───── Entries
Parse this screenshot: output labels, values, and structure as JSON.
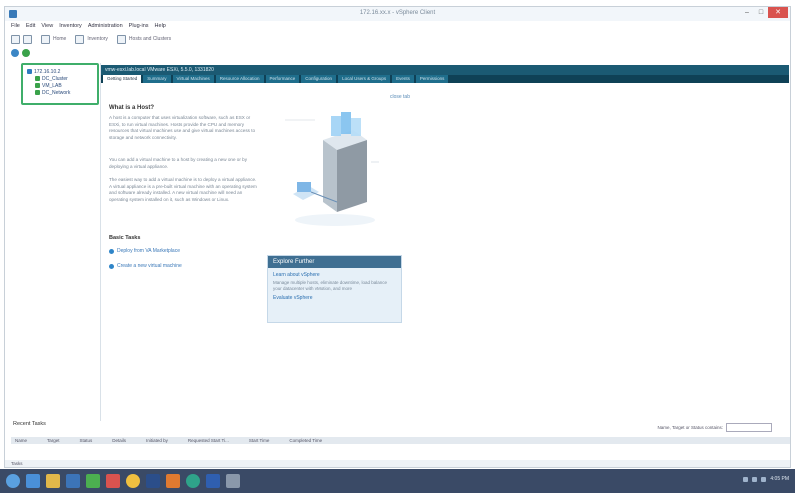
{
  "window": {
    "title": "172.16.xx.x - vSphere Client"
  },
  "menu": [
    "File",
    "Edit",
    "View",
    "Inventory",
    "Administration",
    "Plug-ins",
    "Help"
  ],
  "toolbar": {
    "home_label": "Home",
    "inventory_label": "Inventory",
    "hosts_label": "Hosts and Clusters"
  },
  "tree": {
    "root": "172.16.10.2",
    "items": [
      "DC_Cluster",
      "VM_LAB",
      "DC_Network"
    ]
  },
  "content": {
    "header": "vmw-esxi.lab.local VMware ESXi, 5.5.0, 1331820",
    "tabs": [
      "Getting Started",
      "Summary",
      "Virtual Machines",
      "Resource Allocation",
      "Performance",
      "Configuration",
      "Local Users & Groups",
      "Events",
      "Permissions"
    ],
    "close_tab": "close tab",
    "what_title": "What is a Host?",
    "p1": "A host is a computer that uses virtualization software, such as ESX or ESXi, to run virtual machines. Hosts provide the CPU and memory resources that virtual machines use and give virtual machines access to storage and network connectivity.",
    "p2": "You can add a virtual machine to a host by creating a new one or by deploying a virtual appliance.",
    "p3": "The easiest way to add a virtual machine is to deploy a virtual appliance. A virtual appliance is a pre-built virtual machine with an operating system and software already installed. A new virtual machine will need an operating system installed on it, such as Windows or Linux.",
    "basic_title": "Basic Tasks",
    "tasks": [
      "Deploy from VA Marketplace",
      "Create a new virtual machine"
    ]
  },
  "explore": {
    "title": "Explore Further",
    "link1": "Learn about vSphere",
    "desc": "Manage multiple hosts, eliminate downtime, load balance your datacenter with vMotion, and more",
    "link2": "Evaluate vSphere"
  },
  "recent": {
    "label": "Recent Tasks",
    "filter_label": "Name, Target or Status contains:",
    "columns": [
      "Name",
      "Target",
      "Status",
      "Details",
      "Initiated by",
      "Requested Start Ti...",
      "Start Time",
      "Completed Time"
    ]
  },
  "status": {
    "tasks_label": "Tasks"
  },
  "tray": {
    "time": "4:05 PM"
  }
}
──────────
**Goal**:
Show the lines that mention the word "ESXi".

**Reply**:
    "header": "vmw-esxi.lab.local VMware ESXi, 5.5.0, 1331820",
    "p1": "A host is a computer that uses virtualization software, such as ESX or ESXi, to run virtual machines. Hosts provide the CPU and memory resources that virtual machines use and give virtual machines access to storage and network connectivity.",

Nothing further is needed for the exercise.